▶ **Data entries**:
_ _ _ _ _ _ _
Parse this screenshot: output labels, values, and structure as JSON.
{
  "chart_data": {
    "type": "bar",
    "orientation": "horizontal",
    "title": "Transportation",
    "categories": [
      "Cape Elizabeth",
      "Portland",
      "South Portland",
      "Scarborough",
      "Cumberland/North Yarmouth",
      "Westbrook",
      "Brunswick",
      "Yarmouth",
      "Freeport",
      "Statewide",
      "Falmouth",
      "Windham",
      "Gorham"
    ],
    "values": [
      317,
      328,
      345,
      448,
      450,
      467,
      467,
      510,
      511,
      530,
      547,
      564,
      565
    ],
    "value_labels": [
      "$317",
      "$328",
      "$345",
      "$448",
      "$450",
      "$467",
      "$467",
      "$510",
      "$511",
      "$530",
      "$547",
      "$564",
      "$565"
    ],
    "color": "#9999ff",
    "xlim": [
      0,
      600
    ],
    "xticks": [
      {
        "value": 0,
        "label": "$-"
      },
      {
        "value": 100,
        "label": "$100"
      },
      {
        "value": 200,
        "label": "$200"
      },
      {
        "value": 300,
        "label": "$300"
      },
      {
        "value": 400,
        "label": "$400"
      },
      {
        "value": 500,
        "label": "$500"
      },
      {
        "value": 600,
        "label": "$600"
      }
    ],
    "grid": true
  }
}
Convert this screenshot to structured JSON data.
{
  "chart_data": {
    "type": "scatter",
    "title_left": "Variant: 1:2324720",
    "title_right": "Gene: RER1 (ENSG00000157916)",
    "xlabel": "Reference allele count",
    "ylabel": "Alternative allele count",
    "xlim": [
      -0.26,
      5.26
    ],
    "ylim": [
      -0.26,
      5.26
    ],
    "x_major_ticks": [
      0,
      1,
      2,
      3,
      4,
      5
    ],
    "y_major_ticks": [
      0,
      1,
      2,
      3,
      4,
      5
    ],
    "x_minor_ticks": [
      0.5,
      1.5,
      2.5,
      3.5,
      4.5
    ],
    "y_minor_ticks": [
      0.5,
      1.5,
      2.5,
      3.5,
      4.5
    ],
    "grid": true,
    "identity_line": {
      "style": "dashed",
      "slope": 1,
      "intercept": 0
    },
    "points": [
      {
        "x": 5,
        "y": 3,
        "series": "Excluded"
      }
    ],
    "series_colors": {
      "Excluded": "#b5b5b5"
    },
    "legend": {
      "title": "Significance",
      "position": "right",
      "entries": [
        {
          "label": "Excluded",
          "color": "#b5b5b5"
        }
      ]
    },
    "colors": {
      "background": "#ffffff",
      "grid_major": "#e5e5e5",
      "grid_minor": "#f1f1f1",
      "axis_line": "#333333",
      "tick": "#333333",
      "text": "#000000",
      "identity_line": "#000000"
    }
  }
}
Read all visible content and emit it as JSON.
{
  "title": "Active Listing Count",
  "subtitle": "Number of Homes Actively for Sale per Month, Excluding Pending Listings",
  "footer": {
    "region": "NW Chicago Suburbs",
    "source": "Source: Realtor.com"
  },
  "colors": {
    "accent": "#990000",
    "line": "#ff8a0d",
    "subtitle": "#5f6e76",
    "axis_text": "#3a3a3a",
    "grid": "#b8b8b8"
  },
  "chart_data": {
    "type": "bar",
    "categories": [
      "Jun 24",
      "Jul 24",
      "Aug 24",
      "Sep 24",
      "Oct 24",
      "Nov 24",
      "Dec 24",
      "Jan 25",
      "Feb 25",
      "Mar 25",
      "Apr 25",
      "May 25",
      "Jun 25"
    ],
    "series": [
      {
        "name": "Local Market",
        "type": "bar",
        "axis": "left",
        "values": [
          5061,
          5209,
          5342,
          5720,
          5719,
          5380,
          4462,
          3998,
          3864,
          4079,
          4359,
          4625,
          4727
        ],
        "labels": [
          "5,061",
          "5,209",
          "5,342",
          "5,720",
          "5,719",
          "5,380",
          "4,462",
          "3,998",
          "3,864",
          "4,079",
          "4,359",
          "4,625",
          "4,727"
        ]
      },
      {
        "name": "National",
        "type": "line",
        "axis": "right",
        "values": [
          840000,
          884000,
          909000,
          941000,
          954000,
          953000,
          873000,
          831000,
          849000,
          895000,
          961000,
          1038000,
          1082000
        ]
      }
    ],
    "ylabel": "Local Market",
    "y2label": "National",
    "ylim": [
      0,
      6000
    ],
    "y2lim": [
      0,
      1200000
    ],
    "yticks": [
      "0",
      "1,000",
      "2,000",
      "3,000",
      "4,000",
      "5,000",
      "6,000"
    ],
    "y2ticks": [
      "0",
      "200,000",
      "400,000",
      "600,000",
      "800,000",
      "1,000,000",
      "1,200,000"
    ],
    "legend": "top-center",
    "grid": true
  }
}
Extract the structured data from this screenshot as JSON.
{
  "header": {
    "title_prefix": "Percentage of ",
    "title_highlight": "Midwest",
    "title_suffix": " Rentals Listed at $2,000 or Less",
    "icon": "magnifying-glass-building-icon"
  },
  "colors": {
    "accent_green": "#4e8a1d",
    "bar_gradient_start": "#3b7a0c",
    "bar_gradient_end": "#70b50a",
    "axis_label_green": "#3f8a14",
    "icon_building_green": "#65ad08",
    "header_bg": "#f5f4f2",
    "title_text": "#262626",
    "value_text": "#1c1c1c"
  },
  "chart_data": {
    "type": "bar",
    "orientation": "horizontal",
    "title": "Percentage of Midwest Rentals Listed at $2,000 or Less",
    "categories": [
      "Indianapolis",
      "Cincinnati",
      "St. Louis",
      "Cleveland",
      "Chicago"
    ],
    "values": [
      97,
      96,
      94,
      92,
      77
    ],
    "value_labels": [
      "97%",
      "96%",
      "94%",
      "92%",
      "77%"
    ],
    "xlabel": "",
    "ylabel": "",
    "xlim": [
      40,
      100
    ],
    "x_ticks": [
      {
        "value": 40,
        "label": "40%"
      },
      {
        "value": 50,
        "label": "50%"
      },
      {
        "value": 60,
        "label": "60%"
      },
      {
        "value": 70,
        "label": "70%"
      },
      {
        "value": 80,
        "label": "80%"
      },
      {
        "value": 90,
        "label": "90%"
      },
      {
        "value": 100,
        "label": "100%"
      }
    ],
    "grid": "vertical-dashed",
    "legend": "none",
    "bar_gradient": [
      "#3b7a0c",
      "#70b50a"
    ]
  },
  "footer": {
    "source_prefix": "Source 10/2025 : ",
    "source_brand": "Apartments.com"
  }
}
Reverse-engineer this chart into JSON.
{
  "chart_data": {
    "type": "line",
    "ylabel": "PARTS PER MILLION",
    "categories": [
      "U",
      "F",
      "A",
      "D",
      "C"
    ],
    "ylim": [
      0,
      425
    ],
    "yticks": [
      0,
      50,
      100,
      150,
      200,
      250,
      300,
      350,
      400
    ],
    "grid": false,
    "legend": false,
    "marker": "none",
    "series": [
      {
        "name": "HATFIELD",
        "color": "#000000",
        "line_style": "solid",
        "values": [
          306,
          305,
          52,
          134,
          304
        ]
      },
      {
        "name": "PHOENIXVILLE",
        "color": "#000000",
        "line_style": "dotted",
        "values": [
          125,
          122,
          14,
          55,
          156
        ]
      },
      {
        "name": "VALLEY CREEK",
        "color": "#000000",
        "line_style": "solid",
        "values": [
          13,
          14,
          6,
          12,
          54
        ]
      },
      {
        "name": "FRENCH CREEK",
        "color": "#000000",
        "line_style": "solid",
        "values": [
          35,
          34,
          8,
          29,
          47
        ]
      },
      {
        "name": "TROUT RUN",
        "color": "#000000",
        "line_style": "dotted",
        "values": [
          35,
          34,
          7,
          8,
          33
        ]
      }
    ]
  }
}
_ _ _ _ _ _ _
▶ **What this task involves**: Write all of the records out again exactly.

▶ **Exercise response**:
Parse this screenshot: output labels, values, and structure as JSON.
{
  "chart_data": {
    "type": "bar",
    "orientation": "horizontal",
    "title": "Transportation",
    "categories": [
      "Cape Elizabeth",
      "Portland",
      "South Portland",
      "Scarborough",
      "Cumberland/North Yarmouth",
      "Westbrook",
      "Brunswick",
      "Yarmouth",
      "Freeport",
      "Statewide",
      "Falmouth",
      "Windham",
      "Gorham"
    ],
    "values": [
      317,
      328,
      345,
      448,
      450,
      467,
      467,
      510,
      511,
      530,
      547,
      564,
      565
    ],
    "value_labels": [
      "$317",
      "$328",
      "$345",
      "$448",
      "$450",
      "$467",
      "$467",
      "$510",
      "$511",
      "$530",
      "$547",
      "$564",
      "$565"
    ],
    "color": "#9999ff",
    "xlim": [
      0,
      600
    ],
    "xticks": [
      {
        "value": 0,
        "label": "$-"
      },
      {
        "value": 100,
        "label": "$100"
      },
      {
        "value": 200,
        "label": "$200"
      },
      {
        "value": 300,
        "label": "$300"
      },
      {
        "value": 400,
        "label": "$400"
      },
      {
        "value": 500,
        "label": "$500"
      },
      {
        "value": 600,
        "label": "$600"
      }
    ],
    "grid": true
  }
}
Convert this screenshot to structured JSON data.
{
  "chart_data": {
    "type": "scatter",
    "title_left": "Variant: 1:2324720",
    "title_right": "Gene: RER1 (ENSG00000157916)",
    "xlabel": "Reference allele count",
    "ylabel": "Alternative allele count",
    "xlim": [
      -0.26,
      5.26
    ],
    "ylim": [
      -0.26,
      5.26
    ],
    "x_major_ticks": [
      0,
      1,
      2,
      3,
      4,
      5
    ],
    "y_major_ticks": [
      0,
      1,
      2,
      3,
      4,
      5
    ],
    "x_minor_ticks": [
      0.5,
      1.5,
      2.5,
      3.5,
      4.5
    ],
    "y_minor_ticks": [
      0.5,
      1.5,
      2.5,
      3.5,
      4.5
    ],
    "grid": true,
    "identity_line": {
      "style": "dashed",
      "slope": 1,
      "intercept": 0
    },
    "points": [
      {
        "x": 5,
        "y": 3,
        "series": "Excluded"
      }
    ],
    "series_colors": {
      "Excluded": "#b5b5b5"
    },
    "legend": {
      "title": "Significance",
      "position": "right",
      "entries": [
        {
          "label": "Excluded",
          "color": "#b5b5b5"
        }
      ]
    },
    "colors": {
      "background": "#ffffff",
      "grid_major": "#e5e5e5",
      "grid_minor": "#f1f1f1",
      "axis_line": "#333333",
      "tick": "#333333",
      "text": "#000000",
      "identity_line": "#000000"
    }
  }
}
Read all visible content and emit it as JSON.
{
  "title": "Active Listing Count",
  "subtitle": "Number of Homes Actively for Sale per Month, Excluding Pending Listings",
  "footer": {
    "region": "NW Chicago Suburbs",
    "source": "Source: Realtor.com"
  },
  "colors": {
    "accent": "#990000",
    "line": "#ff8a0d",
    "subtitle": "#5f6e76",
    "axis_text": "#3a3a3a",
    "grid": "#b8b8b8"
  },
  "chart_data": {
    "type": "bar",
    "categories": [
      "Jun 24",
      "Jul 24",
      "Aug 24",
      "Sep 24",
      "Oct 24",
      "Nov 24",
      "Dec 24",
      "Jan 25",
      "Feb 25",
      "Mar 25",
      "Apr 25",
      "May 25",
      "Jun 25"
    ],
    "series": [
      {
        "name": "Local Market",
        "type": "bar",
        "axis": "left",
        "values": [
          5061,
          5209,
          5342,
          5720,
          5719,
          5380,
          4462,
          3998,
          3864,
          4079,
          4359,
          4625,
          4727
        ],
        "labels": [
          "5,061",
          "5,209",
          "5,342",
          "5,720",
          "5,719",
          "5,380",
          "4,462",
          "3,998",
          "3,864",
          "4,079",
          "4,359",
          "4,625",
          "4,727"
        ]
      },
      {
        "name": "National",
        "type": "line",
        "axis": "right",
        "values": [
          840000,
          884000,
          909000,
          941000,
          954000,
          953000,
          873000,
          831000,
          849000,
          895000,
          961000,
          1038000,
          1082000
        ]
      }
    ],
    "ylabel": "Local Market",
    "y2label": "National",
    "ylim": [
      0,
      6000
    ],
    "y2lim": [
      0,
      1200000
    ],
    "yticks": [
      "0",
      "1,000",
      "2,000",
      "3,000",
      "4,000",
      "5,000",
      "6,000"
    ],
    "y2ticks": [
      "0",
      "200,000",
      "400,000",
      "600,000",
      "800,000",
      "1,000,000",
      "1,200,000"
    ],
    "legend": "top-center",
    "grid": true
  }
}
Extract the structured data from this screenshot as JSON.
{
  "header": {
    "title_prefix": "Percentage of ",
    "title_highlight": "Midwest",
    "title_suffix": " Rentals Listed at $2,000 or Less",
    "icon": "magnifying-glass-building-icon"
  },
  "colors": {
    "accent_green": "#4e8a1d",
    "bar_gradient_start": "#3b7a0c",
    "bar_gradient_end": "#70b50a",
    "axis_label_green": "#3f8a14",
    "icon_building_green": "#65ad08",
    "header_bg": "#f5f4f2",
    "title_text": "#262626",
    "value_text": "#1c1c1c"
  },
  "chart_data": {
    "type": "bar",
    "orientation": "horizontal",
    "title": "Percentage of Midwest Rentals Listed at $2,000 or Less",
    "categories": [
      "Indianapolis",
      "Cincinnati",
      "St. Louis",
      "Cleveland",
      "Chicago"
    ],
    "values": [
      97,
      96,
      94,
      92,
      77
    ],
    "value_labels": [
      "97%",
      "96%",
      "94%",
      "92%",
      "77%"
    ],
    "xlabel": "",
    "ylabel": "",
    "xlim": [
      40,
      100
    ],
    "x_ticks": [
      {
        "value": 40,
        "label": "40%"
      },
      {
        "value": 50,
        "label": "50%"
      },
      {
        "value": 60,
        "label": "60%"
      },
      {
        "value": 70,
        "label": "70%"
      },
      {
        "value": 80,
        "label": "80%"
      },
      {
        "value": 90,
        "label": "90%"
      },
      {
        "value": 100,
        "label": "100%"
      }
    ],
    "grid": "vertical-dashed",
    "legend": "none",
    "bar_gradient": [
      "#3b7a0c",
      "#70b50a"
    ]
  },
  "footer": {
    "source_prefix": "Source 10/2025 : ",
    "source_brand": "Apartments.com"
  }
}
Reverse-engineer this chart into JSON.
{
  "chart_data": {
    "type": "line",
    "ylabel": "PARTS PER MILLION",
    "categories": [
      "U",
      "F",
      "A",
      "D",
      "C"
    ],
    "ylim": [
      0,
      425
    ],
    "yticks": [
      0,
      50,
      100,
      150,
      200,
      250,
      300,
      350,
      400
    ],
    "grid": false,
    "legend": false,
    "marker": "none",
    "series": [
      {
        "name": "HATFIELD",
        "color": "#000000",
        "line_style": "solid",
        "values": [
          306,
          305,
          52,
          134,
          304
        ]
      },
      {
        "name": "PHOENIXVILLE",
        "color": "#000000",
        "line_style": "dotted",
        "values": [
          125,
          122,
          14,
          55,
          156
        ]
      },
      {
        "name": "VALLEY CREEK",
        "color": "#000000",
        "line_style": "solid",
        "values": [
          13,
          14,
          6,
          12,
          54
        ]
      },
      {
        "name": "FRENCH CREEK",
        "color": "#000000",
        "line_style": "solid",
        "values": [
          35,
          34,
          8,
          29,
          47
        ]
      },
      {
        "name": "TROUT RUN",
        "color": "#000000",
        "line_style": "dotted",
        "values": [
          35,
          34,
          7,
          8,
          33
        ]
      }
    ]
  }
}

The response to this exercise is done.